Restate the full set of records exactly, word for word.

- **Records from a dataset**
____

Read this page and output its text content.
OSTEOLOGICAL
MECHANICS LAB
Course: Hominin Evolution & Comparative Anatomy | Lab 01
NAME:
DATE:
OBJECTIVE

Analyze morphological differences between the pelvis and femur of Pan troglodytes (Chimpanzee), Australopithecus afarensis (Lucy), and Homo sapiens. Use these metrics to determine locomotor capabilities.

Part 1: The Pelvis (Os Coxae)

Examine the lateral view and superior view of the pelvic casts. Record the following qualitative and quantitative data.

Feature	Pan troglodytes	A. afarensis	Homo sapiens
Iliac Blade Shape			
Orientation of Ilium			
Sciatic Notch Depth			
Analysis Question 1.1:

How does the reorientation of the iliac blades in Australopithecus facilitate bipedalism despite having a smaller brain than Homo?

____

- **Completed exercise**
Read this page and output its text content.
OSTEOLOGICAL
MECHANICS LAB
Course: Hominin Evolution & Comparative Anatomy | Lab 01
NAME:
DATE:
OBJECTIVE

Analyze morphological differences between the pelvis and femur of Pan troglodytes (Chimpanzee), Australopithecus afarensis (Lucy), and Homo sapiens. Use these metrics to determine locomotor capabilities.

Part 1: The Pelvis (Os Coxae)

Examine the lateral view and superior view of the pelvic casts. Record the following qualitative and quantitative data.

Feature	Pan troglodytes	A. afarensis	Homo sapiens
Iliac Blade Shape			
Orientation of Ilium			
Sciatic Notch Depth			
Analysis Question 1.1:

How does the reorientation of the iliac blades in Australopithecus facilitate bipedalism despite having a smaller brain than Homo?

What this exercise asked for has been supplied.